■ The problem ■
Write out the records word for word, with no pictures.

■ Data to process ■
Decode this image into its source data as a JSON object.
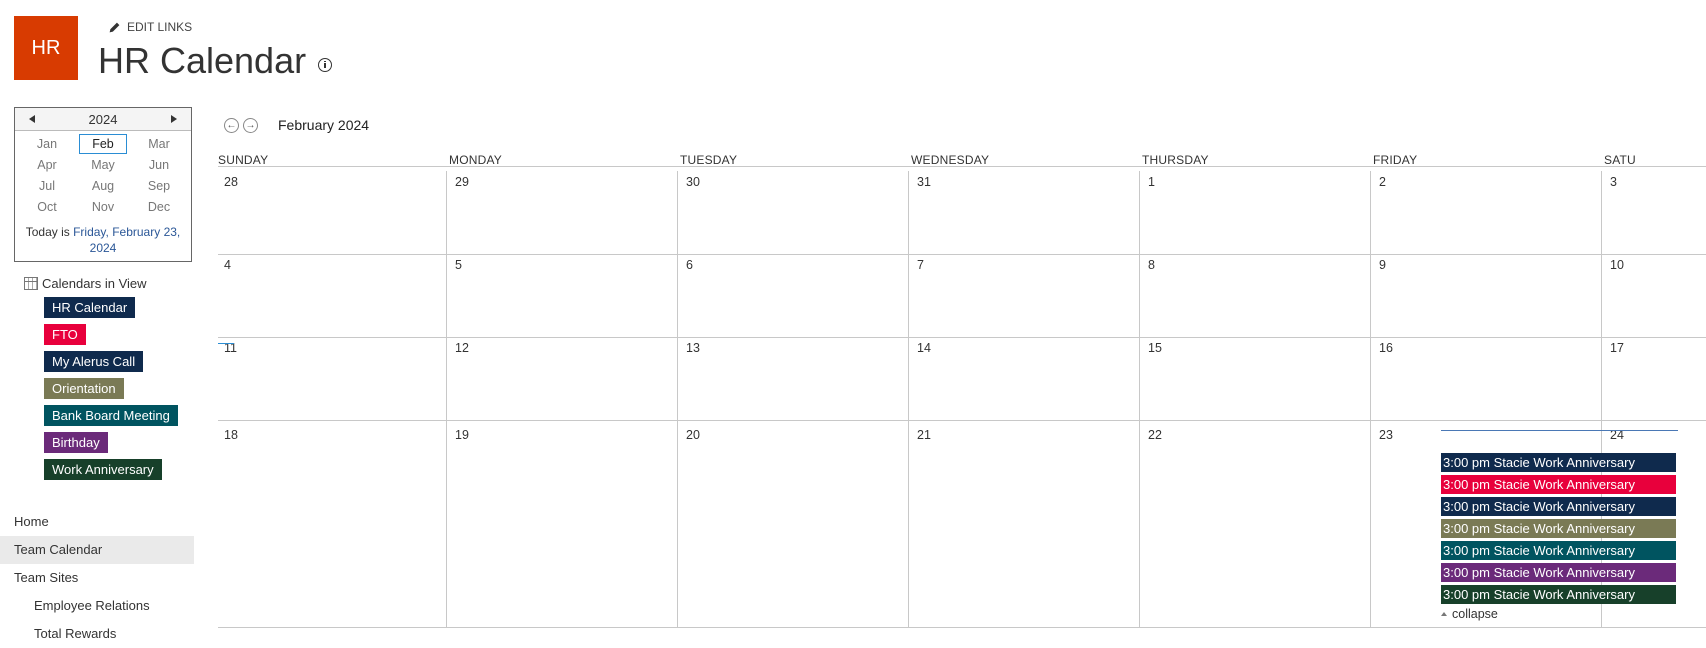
{
  "logo": {
    "text": "HR",
    "color": "#d83b01"
  },
  "edit_links": {
    "label": "EDIT LINKS",
    "icon": "pencil-icon"
  },
  "page_title": "HR Calendar",
  "picker": {
    "year": "2024",
    "months": [
      "Jan",
      "Feb",
      "Mar",
      "Apr",
      "May",
      "Jun",
      "Jul",
      "Aug",
      "Sep",
      "Oct",
      "Nov",
      "Dec"
    ],
    "selected": "Feb",
    "today_prefix": "Today is ",
    "today_link": "Friday, February 23, 2024"
  },
  "calendars_in_view": {
    "label": "Calendars in View",
    "items": [
      {
        "label": "HR Calendar",
        "color": "#0f2a4d"
      },
      {
        "label": "FTO",
        "color": "#e8003c"
      },
      {
        "label": "My Alerus Call",
        "color": "#0f2a4d"
      },
      {
        "label": "Orientation",
        "color": "#7a7a55"
      },
      {
        "label": "Bank Board Meeting",
        "color": "#005460"
      },
      {
        "label": "Birthday",
        "color": "#6b2a7a"
      },
      {
        "label": "Work Anniversary",
        "color": "#17402a"
      }
    ]
  },
  "nav": {
    "items": [
      {
        "label": "Home"
      },
      {
        "label": "Team Calendar",
        "active": true
      },
      {
        "label": "Team Sites"
      },
      {
        "label": "Employee Relations",
        "sub": true
      },
      {
        "label": "Total Rewards",
        "sub": true
      }
    ]
  },
  "calendar": {
    "month_title": "February 2024",
    "weekdays": [
      "SUNDAY",
      "MONDAY",
      "TUESDAY",
      "WEDNESDAY",
      "THURSDAY",
      "FRIDAY",
      "SATU"
    ],
    "weeks": [
      [
        "28",
        "29",
        "30",
        "31",
        "1",
        "2",
        "3"
      ],
      [
        "4",
        "5",
        "6",
        "7",
        "8",
        "9",
        "10"
      ],
      [
        "11",
        "12",
        "13",
        "14",
        "15",
        "16",
        "17"
      ],
      [
        "18",
        "19",
        "20",
        "21",
        "22",
        "23",
        "24"
      ]
    ],
    "events": [
      {
        "label": "3:00 pm Stacie Work Anniversary",
        "color": "#0f2a4d"
      },
      {
        "label": "3:00 pm Stacie Work Anniversary",
        "color": "#e8003c"
      },
      {
        "label": "3:00 pm Stacie Work Anniversary",
        "color": "#0f2a4d"
      },
      {
        "label": "3:00 pm Stacie Work Anniversary",
        "color": "#7a7a55"
      },
      {
        "label": "3:00 pm Stacie Work Anniversary",
        "color": "#005460"
      },
      {
        "label": "3:00 pm Stacie Work Anniversary",
        "color": "#6b2a7a"
      },
      {
        "label": "3:00 pm Stacie Work Anniversary",
        "color": "#17402a"
      }
    ],
    "collapse_label": "collapse"
  }
}
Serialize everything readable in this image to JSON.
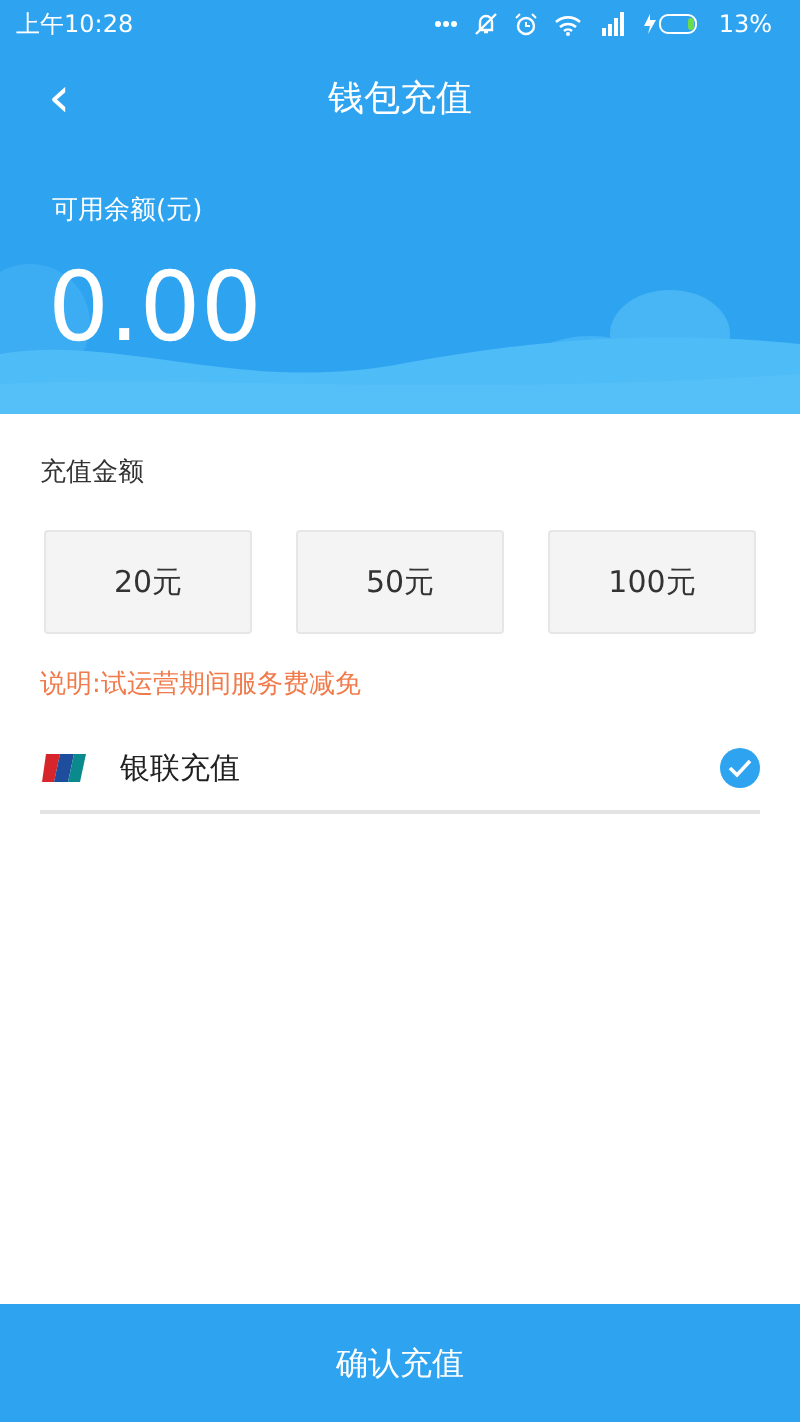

■ Result for this exercise ■
Decode this image into its source data as a JSON object.
{
  "logo": {
    "text": "HR",
    "color": "#d83b01"
  },
  "edit_links": {
    "label": "EDIT LINKS",
    "icon": "pencil-icon"
  },
  "page_title": "HR Calendar",
  "picker": {
    "year": "2024",
    "months": [
      "Jan",
      "Feb",
      "Mar",
      "Apr",
      "May",
      "Jun",
      "Jul",
      "Aug",
      "Sep",
      "Oct",
      "Nov",
      "Dec"
    ],
    "selected": "Feb",
    "today_prefix": "Today is ",
    "today_link": "Friday, February 23, 2024"
  },
  "calendars_in_view": {
    "label": "Calendars in View",
    "items": [
      {
        "label": "HR Calendar",
        "color": "#0f2a4d"
      },
      {
        "label": "FTO",
        "color": "#e8003c"
      },
      {
        "label": "My Alerus Call",
        "color": "#0f2a4d"
      },
      {
        "label": "Orientation",
        "color": "#7a7a55"
      },
      {
        "label": "Bank Board Meeting",
        "color": "#005460"
      },
      {
        "label": "Birthday",
        "color": "#6b2a7a"
      },
      {
        "label": "Work Anniversary",
        "color": "#17402a"
      }
    ]
  },
  "nav": {
    "items": [
      {
        "label": "Home"
      },
      {
        "label": "Team Calendar",
        "active": true
      },
      {
        "label": "Team Sites"
      },
      {
        "label": "Employee Relations",
        "sub": true
      },
      {
        "label": "Total Rewards",
        "sub": true
      }
    ]
  },
  "calendar": {
    "month_title": "February 2024",
    "weekdays": [
      "SUNDAY",
      "MONDAY",
      "TUESDAY",
      "WEDNESDAY",
      "THURSDAY",
      "FRIDAY",
      "SATU"
    ],
    "weeks": [
      [
        "28",
        "29",
        "30",
        "31",
        "1",
        "2",
        "3"
      ],
      [
        "4",
        "5",
        "6",
        "7",
        "8",
        "9",
        "10"
      ],
      [
        "11",
        "12",
        "13",
        "14",
        "15",
        "16",
        "17"
      ],
      [
        "18",
        "19",
        "20",
        "21",
        "22",
        "23",
        "24"
      ]
    ],
    "events": [
      {
        "label": "3:00 pm Stacie Work Anniversary",
        "color": "#0f2a4d"
      },
      {
        "label": "3:00 pm Stacie Work Anniversary",
        "color": "#e8003c"
      },
      {
        "label": "3:00 pm Stacie Work Anniversary",
        "color": "#0f2a4d"
      },
      {
        "label": "3:00 pm Stacie Work Anniversary",
        "color": "#7a7a55"
      },
      {
        "label": "3:00 pm Stacie Work Anniversary",
        "color": "#005460"
      },
      {
        "label": "3:00 pm Stacie Work Anniversary",
        "color": "#6b2a7a"
      },
      {
        "label": "3:00 pm Stacie Work Anniversary",
        "color": "#17402a"
      }
    ],
    "collapse_label": "collapse"
  }
}
Serialize everything readable in this image to JSON.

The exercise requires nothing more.